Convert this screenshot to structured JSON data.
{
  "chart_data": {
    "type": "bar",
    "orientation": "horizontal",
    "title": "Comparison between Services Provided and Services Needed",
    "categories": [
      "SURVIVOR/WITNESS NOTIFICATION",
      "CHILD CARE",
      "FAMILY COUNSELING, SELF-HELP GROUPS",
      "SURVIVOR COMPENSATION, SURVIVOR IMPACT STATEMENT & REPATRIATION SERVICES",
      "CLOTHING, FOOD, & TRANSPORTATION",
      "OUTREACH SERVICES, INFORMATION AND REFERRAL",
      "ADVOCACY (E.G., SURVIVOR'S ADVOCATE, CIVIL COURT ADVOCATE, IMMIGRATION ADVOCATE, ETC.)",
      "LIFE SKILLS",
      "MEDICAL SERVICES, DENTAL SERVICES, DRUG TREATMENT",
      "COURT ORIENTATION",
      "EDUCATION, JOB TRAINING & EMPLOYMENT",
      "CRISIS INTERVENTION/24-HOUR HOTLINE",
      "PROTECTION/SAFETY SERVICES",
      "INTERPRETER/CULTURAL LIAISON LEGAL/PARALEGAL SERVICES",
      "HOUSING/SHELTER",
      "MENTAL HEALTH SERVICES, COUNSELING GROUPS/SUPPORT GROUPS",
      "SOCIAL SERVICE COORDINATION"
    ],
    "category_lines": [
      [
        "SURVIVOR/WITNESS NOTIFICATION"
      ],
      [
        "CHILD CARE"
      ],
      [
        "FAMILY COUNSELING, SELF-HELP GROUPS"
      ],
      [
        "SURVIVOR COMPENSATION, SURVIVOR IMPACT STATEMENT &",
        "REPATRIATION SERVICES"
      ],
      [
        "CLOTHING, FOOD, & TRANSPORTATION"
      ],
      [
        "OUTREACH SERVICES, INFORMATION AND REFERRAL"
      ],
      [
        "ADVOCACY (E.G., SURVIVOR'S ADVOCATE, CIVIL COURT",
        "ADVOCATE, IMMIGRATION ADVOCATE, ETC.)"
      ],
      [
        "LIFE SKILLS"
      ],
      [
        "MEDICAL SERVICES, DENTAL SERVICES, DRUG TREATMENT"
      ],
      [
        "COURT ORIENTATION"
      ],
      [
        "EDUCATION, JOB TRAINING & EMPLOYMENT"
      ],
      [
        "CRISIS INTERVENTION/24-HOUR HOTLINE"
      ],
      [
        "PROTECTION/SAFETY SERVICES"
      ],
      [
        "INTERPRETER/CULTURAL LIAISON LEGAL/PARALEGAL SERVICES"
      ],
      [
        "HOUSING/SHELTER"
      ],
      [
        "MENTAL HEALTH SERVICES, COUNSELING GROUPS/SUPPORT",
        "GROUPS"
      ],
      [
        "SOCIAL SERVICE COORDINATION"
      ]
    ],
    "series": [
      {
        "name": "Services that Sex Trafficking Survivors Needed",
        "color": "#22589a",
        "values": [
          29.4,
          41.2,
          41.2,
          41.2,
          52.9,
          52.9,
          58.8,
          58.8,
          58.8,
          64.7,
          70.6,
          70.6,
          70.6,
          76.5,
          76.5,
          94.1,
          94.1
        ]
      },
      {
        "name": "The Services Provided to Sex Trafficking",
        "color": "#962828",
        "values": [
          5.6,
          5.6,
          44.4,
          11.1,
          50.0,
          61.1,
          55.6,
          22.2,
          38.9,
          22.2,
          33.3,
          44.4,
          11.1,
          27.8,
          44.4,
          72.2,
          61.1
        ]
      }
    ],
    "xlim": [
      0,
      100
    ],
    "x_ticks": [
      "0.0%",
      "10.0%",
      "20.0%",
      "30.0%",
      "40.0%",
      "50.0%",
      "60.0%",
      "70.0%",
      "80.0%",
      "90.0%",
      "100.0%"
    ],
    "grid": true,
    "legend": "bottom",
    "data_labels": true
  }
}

|---|

Print every line of the records exactly. Omit nothing.

• Solution to this task
Convert this screenshot to structured JSON data.
{
  "chart_data": {
    "type": "bar",
    "orientation": "horizontal",
    "title": "Comparison between Services Provided and Services Needed",
    "categories": [
      "SURVIVOR/WITNESS NOTIFICATION",
      "CHILD CARE",
      "FAMILY COUNSELING, SELF-HELP GROUPS",
      "SURVIVOR COMPENSATION, SURVIVOR IMPACT STATEMENT & REPATRIATION SERVICES",
      "CLOTHING, FOOD, & TRANSPORTATION",
      "OUTREACH SERVICES, INFORMATION AND REFERRAL",
      "ADVOCACY (E.G., SURVIVOR'S ADVOCATE, CIVIL COURT ADVOCATE, IMMIGRATION ADVOCATE, ETC.)",
      "LIFE SKILLS",
      "MEDICAL SERVICES, DENTAL SERVICES, DRUG TREATMENT",
      "COURT ORIENTATION",
      "EDUCATION, JOB TRAINING & EMPLOYMENT",
      "CRISIS INTERVENTION/24-HOUR HOTLINE",
      "PROTECTION/SAFETY SERVICES",
      "INTERPRETER/CULTURAL LIAISON LEGAL/PARALEGAL SERVICES",
      "HOUSING/SHELTER",
      "MENTAL HEALTH SERVICES, COUNSELING GROUPS/SUPPORT GROUPS",
      "SOCIAL SERVICE COORDINATION"
    ],
    "category_lines": [
      [
        "SURVIVOR/WITNESS NOTIFICATION"
      ],
      [
        "CHILD CARE"
      ],
      [
        "FAMILY COUNSELING, SELF-HELP GROUPS"
      ],
      [
        "SURVIVOR COMPENSATION, SURVIVOR IMPACT STATEMENT &",
        "REPATRIATION SERVICES"
      ],
      [
        "CLOTHING, FOOD, & TRANSPORTATION"
      ],
      [
        "OUTREACH SERVICES, INFORMATION AND REFERRAL"
      ],
      [
        "ADVOCACY (E.G., SURVIVOR'S ADVOCATE, CIVIL COURT",
        "ADVOCATE, IMMIGRATION ADVOCATE, ETC.)"
      ],
      [
        "LIFE SKILLS"
      ],
      [
        "MEDICAL SERVICES, DENTAL SERVICES, DRUG TREATMENT"
      ],
      [
        "COURT ORIENTATION"
      ],
      [
        "EDUCATION, JOB TRAINING & EMPLOYMENT"
      ],
      [
        "CRISIS INTERVENTION/24-HOUR HOTLINE"
      ],
      [
        "PROTECTION/SAFETY SERVICES"
      ],
      [
        "INTERPRETER/CULTURAL LIAISON LEGAL/PARALEGAL SERVICES"
      ],
      [
        "HOUSING/SHELTER"
      ],
      [
        "MENTAL HEALTH SERVICES, COUNSELING GROUPS/SUPPORT",
        "GROUPS"
      ],
      [
        "SOCIAL SERVICE COORDINATION"
      ]
    ],
    "series": [
      {
        "name": "Services that Sex Trafficking Survivors Needed",
        "color": "#22589a",
        "values": [
          29.4,
          41.2,
          41.2,
          41.2,
          52.9,
          52.9,
          58.8,
          58.8,
          58.8,
          64.7,
          70.6,
          70.6,
          70.6,
          76.5,
          76.5,
          94.1,
          94.1
        ]
      },
      {
        "name": "The Services Provided to Sex Trafficking",
        "color": "#962828",
        "values": [
          5.6,
          5.6,
          44.4,
          11.1,
          50.0,
          61.1,
          55.6,
          22.2,
          38.9,
          22.2,
          33.3,
          44.4,
          11.1,
          27.8,
          44.4,
          72.2,
          61.1
        ]
      }
    ],
    "xlim": [
      0,
      100
    ],
    "x_ticks": [
      "0.0%",
      "10.0%",
      "20.0%",
      "30.0%",
      "40.0%",
      "50.0%",
      "60.0%",
      "70.0%",
      "80.0%",
      "90.0%",
      "100.0%"
    ],
    "grid": true,
    "legend": "bottom",
    "data_labels": true
  }
}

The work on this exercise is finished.